Records shown =>
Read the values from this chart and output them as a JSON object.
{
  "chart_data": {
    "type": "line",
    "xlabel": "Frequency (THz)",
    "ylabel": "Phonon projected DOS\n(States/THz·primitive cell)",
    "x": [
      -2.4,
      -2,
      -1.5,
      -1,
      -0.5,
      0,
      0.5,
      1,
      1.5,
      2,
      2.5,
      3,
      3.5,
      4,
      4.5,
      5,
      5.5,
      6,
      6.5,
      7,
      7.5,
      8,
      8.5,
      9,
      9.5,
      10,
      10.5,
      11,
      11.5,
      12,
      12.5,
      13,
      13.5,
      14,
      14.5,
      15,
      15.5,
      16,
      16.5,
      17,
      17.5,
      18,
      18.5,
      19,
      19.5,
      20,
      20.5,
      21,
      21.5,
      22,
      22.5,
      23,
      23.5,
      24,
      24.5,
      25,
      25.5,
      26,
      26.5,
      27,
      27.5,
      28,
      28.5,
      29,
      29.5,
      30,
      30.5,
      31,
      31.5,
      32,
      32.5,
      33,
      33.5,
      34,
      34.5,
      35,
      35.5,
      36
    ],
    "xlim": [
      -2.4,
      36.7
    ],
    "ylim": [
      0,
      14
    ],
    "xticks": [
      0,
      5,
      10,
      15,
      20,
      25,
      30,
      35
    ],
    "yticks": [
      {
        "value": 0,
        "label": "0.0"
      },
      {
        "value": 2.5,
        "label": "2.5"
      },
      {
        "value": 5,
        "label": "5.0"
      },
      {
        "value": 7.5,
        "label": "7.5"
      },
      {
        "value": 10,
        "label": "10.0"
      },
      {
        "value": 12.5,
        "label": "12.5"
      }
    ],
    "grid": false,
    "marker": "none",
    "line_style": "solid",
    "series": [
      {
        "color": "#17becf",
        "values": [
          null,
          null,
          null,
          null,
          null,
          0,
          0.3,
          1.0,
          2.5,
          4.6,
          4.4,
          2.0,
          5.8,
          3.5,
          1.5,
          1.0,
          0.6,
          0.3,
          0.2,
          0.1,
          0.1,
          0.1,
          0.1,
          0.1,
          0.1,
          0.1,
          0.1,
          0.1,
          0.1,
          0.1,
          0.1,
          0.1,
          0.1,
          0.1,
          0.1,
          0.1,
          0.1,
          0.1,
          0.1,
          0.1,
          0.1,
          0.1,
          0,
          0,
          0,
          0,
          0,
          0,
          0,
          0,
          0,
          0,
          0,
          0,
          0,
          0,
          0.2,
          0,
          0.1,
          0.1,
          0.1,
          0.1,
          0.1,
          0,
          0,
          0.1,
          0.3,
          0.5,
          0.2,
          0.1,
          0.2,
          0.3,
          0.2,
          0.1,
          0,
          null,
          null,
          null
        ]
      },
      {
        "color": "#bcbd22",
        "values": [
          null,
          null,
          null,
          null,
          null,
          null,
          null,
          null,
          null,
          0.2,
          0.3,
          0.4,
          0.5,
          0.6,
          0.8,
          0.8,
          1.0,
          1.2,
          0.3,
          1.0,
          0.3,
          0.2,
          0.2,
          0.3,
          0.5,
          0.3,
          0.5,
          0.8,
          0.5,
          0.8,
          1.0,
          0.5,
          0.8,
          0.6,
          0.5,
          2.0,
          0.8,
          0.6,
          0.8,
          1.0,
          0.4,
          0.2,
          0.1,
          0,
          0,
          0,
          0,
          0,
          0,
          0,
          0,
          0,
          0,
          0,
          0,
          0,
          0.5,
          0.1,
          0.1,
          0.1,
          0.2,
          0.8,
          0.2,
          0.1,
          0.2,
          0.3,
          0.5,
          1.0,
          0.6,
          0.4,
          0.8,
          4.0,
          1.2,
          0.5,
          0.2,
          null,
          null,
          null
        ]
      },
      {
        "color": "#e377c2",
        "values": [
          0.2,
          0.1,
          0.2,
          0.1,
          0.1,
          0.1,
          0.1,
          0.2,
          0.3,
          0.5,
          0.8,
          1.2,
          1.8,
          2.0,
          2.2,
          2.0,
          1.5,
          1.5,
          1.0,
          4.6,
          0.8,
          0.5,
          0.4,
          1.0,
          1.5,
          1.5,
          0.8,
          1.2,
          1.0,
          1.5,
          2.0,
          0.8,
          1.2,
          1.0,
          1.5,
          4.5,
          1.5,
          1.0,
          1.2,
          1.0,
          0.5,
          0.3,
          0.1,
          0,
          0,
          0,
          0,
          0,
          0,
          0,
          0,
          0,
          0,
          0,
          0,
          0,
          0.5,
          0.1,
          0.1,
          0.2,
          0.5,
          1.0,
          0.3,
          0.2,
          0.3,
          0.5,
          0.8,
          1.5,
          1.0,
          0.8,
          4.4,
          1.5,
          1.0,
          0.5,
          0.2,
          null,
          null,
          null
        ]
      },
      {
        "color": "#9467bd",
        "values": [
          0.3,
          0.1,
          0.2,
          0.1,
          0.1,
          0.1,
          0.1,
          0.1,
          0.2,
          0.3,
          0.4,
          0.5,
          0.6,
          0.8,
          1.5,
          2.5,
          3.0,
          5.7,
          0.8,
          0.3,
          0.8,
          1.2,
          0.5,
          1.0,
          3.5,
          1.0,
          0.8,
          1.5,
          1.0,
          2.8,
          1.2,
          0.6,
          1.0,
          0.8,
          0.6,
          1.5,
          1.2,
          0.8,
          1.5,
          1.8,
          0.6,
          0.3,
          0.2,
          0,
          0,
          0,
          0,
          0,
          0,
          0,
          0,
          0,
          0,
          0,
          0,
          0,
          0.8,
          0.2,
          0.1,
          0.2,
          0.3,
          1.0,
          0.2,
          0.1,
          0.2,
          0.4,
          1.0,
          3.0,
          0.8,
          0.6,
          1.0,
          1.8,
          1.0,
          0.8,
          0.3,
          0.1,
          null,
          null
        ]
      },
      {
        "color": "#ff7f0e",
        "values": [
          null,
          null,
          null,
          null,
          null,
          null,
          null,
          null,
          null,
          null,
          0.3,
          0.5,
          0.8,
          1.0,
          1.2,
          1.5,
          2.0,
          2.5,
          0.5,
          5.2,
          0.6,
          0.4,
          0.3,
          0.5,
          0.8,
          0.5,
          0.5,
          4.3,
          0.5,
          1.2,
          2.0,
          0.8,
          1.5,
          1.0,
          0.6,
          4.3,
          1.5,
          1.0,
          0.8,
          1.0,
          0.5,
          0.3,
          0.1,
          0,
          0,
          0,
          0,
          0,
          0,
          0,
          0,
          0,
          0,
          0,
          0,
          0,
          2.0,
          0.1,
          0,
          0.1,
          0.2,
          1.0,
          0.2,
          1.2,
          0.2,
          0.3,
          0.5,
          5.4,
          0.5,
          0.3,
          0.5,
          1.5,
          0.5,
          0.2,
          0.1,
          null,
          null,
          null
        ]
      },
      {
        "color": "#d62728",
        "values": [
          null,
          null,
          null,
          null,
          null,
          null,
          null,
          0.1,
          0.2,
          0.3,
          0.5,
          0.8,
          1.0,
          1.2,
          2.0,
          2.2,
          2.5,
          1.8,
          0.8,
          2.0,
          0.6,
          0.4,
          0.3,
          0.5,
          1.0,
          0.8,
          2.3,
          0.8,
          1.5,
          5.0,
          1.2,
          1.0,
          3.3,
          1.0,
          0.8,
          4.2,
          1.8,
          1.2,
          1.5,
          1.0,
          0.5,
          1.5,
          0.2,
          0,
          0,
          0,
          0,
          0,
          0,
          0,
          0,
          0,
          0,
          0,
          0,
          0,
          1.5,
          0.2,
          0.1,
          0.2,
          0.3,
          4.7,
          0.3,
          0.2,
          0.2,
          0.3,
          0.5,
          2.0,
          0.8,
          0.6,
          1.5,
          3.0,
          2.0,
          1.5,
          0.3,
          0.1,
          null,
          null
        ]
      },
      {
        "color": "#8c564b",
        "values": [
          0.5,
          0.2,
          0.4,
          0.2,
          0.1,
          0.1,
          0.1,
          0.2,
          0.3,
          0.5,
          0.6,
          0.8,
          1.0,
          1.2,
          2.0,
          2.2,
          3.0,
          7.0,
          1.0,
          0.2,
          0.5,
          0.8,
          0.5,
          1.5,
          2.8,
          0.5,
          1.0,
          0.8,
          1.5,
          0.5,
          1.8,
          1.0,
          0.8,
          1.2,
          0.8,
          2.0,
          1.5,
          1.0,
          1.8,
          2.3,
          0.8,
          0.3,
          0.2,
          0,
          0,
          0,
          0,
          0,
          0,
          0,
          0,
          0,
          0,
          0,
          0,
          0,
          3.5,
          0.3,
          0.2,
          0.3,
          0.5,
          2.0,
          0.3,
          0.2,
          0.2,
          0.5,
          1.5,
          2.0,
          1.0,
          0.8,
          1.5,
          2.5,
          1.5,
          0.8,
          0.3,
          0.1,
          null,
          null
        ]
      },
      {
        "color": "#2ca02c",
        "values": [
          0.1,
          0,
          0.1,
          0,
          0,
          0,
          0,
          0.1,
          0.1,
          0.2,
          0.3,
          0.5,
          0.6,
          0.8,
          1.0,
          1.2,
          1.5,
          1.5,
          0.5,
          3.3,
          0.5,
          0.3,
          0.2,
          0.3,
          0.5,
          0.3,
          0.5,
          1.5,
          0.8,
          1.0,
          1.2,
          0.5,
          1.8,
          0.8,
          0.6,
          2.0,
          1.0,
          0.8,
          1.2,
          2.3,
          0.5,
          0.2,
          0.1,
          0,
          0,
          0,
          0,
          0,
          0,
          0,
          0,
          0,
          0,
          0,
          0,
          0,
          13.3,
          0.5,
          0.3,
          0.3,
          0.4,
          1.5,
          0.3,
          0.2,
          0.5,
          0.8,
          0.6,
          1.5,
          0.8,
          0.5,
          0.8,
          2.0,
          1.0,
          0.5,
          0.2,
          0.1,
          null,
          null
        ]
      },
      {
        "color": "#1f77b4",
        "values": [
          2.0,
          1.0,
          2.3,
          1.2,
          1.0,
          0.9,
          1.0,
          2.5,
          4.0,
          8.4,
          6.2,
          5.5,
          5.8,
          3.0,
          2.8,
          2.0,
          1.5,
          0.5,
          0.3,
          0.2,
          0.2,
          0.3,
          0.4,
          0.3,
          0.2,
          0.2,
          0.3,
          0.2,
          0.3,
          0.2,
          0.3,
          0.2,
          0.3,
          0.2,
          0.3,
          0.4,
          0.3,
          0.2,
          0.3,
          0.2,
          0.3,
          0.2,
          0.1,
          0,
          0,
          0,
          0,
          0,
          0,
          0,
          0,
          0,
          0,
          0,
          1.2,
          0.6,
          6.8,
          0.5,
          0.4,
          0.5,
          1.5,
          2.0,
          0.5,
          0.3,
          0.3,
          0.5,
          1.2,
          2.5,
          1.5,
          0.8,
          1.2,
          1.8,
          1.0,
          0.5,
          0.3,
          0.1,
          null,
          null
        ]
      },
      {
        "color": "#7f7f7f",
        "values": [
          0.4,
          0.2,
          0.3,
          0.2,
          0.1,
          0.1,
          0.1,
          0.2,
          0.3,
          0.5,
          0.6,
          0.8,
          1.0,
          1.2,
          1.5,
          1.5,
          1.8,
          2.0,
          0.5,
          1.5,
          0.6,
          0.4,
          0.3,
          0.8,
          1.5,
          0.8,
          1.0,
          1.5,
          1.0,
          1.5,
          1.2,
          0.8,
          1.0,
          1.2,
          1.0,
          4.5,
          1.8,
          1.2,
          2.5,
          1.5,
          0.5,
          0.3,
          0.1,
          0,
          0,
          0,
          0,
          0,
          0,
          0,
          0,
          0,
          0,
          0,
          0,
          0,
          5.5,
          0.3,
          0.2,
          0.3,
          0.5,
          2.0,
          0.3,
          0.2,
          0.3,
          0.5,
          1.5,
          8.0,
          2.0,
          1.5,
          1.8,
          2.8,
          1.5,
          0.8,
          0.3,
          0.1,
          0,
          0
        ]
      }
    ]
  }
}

The request => Look through the entries above and count each line holding "color"; report the count alone.

Worked solution => 10